**Stated task:** Could you set down, word for word, the stretch of the text on hashing and sorting from "int hash(int i)" through "set to false."?

**Text excerpt:**
########

Can we use hashing for sorting? Not in general case --- the items we hash on need not have total order semantics.
One of the things that makes hashing interesting is that it gives us efficient searching without requiring underlying sorting.
Effective hashes on strings need not involve the usual order on strings (lexicographical). For example, with HASH_TABLE_SIZE = 1000 and hashViaShift (see notes on hashing), hashViaShift("cat")==596 and hashViaShift("act")==612. So, in our hash table, "cat" will come before "act" (despite that with normal string ordering, "act" < "cat"):
______ |______| 0 |______| 1 |______| | ... | |------| |"cat" | 596 |------| | ... | |------| |"act" | 612 |------| | ... | |______|
However, we can use hashing to achieve sorting in cases where our hash function is monotone:
In other words, a monotone hash function will place items with keys that have a relative "lower" ordering early (near top) in the table and items with relatively greater ordering later (closer to the bottom) in the table.
Quiz: which of the following functions are monotone?
int hash(int i) { return (i % 100); }No, hash(22) > hash (101).
int foo(int i) { return (i + 1); }Yes: if x < y then x+1 < y+1
As a very simple case, suppose we want to sort a list of positive integers. Let M be the max of those integers. We can create a boolean array B of Max elements, initially with each entry set to false.
input: 4 3 6 1 2 9 |-------| 0 | false | |-------| 1 | true | |-------| 2 | true | |-------| 3 | true | |-------| 4 | true | |-------| 5 | false | |-------| 6 | true | |-------| 7 | false | |-------| 8 | false | |-------| 9 | ture | |-------| output: 1 2 3 4 6 9
This is the simplest kind of hash sort (the underlying hash function is the trivial identity function) known as a distribution sort. (It is also a simple form of a counting sort.)

########

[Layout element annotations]
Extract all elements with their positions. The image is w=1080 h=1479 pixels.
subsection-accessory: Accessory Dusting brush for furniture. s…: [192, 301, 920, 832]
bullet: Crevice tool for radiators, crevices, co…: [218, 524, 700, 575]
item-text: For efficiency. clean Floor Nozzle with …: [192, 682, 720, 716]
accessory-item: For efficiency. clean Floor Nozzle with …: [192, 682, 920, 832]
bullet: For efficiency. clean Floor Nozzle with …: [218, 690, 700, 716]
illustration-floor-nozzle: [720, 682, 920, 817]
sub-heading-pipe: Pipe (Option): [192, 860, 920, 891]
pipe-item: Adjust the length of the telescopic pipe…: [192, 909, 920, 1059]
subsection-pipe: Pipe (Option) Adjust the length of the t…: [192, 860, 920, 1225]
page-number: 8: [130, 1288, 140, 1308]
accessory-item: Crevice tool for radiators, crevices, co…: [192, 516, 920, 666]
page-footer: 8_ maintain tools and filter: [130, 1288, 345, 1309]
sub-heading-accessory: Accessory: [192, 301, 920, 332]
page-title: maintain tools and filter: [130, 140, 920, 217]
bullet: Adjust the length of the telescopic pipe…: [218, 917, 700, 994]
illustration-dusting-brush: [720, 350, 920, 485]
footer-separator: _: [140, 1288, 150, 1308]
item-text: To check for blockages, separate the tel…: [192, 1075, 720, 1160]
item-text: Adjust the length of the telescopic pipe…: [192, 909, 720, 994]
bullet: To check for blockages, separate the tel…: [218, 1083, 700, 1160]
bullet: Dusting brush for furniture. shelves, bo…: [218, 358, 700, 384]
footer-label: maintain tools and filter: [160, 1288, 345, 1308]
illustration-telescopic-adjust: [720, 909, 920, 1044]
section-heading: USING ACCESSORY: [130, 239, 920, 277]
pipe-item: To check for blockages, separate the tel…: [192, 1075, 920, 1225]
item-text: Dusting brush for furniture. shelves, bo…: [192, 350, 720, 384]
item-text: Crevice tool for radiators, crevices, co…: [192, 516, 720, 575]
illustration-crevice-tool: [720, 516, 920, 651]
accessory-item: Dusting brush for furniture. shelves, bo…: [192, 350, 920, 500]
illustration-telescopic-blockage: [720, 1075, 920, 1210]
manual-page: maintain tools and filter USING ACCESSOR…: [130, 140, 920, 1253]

########

**Output for this task:**
int hash(int i) { return (i % 100); }No, hash(22) > hash (101).
int foo(int i) { return (i + 1); }Yes: if x < y then x+1 < y+1
As a very simple case, suppose we want to sort a list of positive integers. Let M be the max of those integers. We can create a boolean array B of Max elements, initially with each entry set to false.